(Saved data entries)
□ □ □
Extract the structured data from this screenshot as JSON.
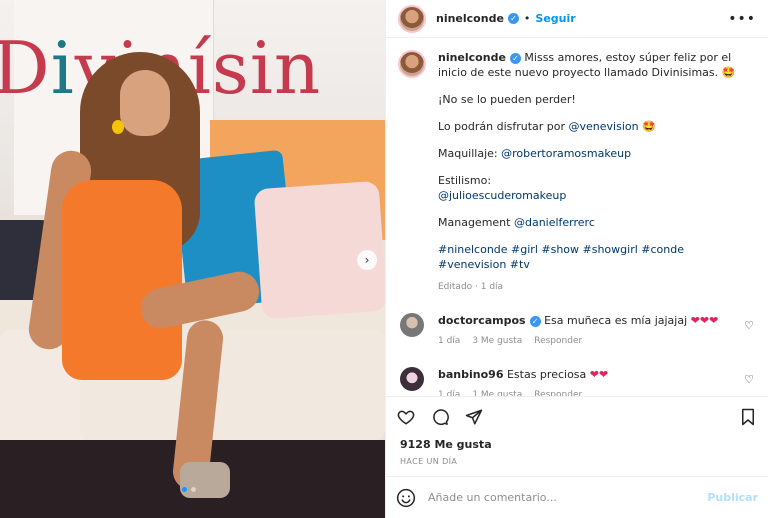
{
  "post": {
    "username": "ninelconde",
    "separator": "•",
    "follow_label": "Seguir",
    "more_label": "•••"
  },
  "caption": {
    "username": "ninelconde",
    "line1": "Misss amores, estoy súper feliz por el inicio de este nuevo proyecto llamado Divinisimas. 🤩",
    "line2": "¡No se lo pueden perder!",
    "line3_prefix": "Lo podrán disfrutar por ",
    "line3_mention": "@venevision",
    "line3_suffix": " 🤩",
    "line4_prefix": "Maquillaje: ",
    "line4_mention": "@robertoramosmakeup",
    "line5_label": "Estilismo:",
    "line5_mention": "@julioescuderomakeup",
    "line6_prefix": "Management ",
    "line6_mention": "@danielferrerc",
    "hashtags": "#ninelconde #girl #show #showgirl #conde #venevision #tv",
    "meta": "Editado · 1 día"
  },
  "comments": [
    {
      "username": "doctorcampos",
      "text": " Esa muñeca es mía jajajaj ",
      "hearts": "❤❤❤",
      "time": "1 día",
      "likes": "3 Me gusta",
      "reply": "Responder"
    },
    {
      "username": "banbino96",
      "text": " Estas preciosa ",
      "hearts": "❤❤",
      "time": "1 día",
      "likes": "1 Me gusta",
      "reply": "Responder"
    }
  ],
  "likes_count": "9128 Me gusta",
  "timestamp": "HACE UN DÍA",
  "composer": {
    "placeholder": "Añade un comentario...",
    "publish_label": "Publicar"
  },
  "image": {
    "brand_text_prefix": "D",
    "brand_text_o": "i",
    "brand_text_rest": "vinísin"
  },
  "icons": {
    "like": "heart-icon",
    "comment": "comment-icon",
    "share": "share-icon",
    "save": "bookmark-icon",
    "emoji": "emoji-icon",
    "next": "chevron-right-icon"
  },
  "colors": {
    "link": "#00376b",
    "follow": "#0095f6",
    "verified": "#3897f0",
    "meta": "#8e8e8e",
    "heart_red": "#e0245e"
  }
}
□ □ □
▶ **Exercise instructions**
Retype the entries word for word. Omit any images.

▶ **Written answer**
Extract the structured data from this screenshot as JSON.
{
  "post": {
    "username": "ninelconde",
    "separator": "•",
    "follow_label": "Seguir",
    "more_label": "•••"
  },
  "caption": {
    "username": "ninelconde",
    "line1": "Misss amores, estoy súper feliz por el inicio de este nuevo proyecto llamado Divinisimas. 🤩",
    "line2": "¡No se lo pueden perder!",
    "line3_prefix": "Lo podrán disfrutar por ",
    "line3_mention": "@venevision",
    "line3_suffix": " 🤩",
    "line4_prefix": "Maquillaje: ",
    "line4_mention": "@robertoramosmakeup",
    "line5_label": "Estilismo:",
    "line5_mention": "@julioescuderomakeup",
    "line6_prefix": "Management ",
    "line6_mention": "@danielferrerc",
    "hashtags": "#ninelconde #girl #show #showgirl #conde #venevision #tv",
    "meta": "Editado · 1 día"
  },
  "comments": [
    {
      "username": "doctorcampos",
      "text": " Esa muñeca es mía jajajaj ",
      "hearts": "❤❤❤",
      "time": "1 día",
      "likes": "3 Me gusta",
      "reply": "Responder"
    },
    {
      "username": "banbino96",
      "text": " Estas preciosa ",
      "hearts": "❤❤",
      "time": "1 día",
      "likes": "1 Me gusta",
      "reply": "Responder"
    }
  ],
  "likes_count": "9128 Me gusta",
  "timestamp": "HACE UN DÍA",
  "composer": {
    "placeholder": "Añade un comentario...",
    "publish_label": "Publicar"
  },
  "image": {
    "brand_text_prefix": "D",
    "brand_text_o": "i",
    "brand_text_rest": "vinísin"
  },
  "icons": {
    "like": "heart-icon",
    "comment": "comment-icon",
    "share": "share-icon",
    "save": "bookmark-icon",
    "emoji": "emoji-icon",
    "next": "chevron-right-icon"
  },
  "colors": {
    "link": "#00376b",
    "follow": "#0095f6",
    "verified": "#3897f0",
    "meta": "#8e8e8e",
    "heart_red": "#e0245e"
  }
}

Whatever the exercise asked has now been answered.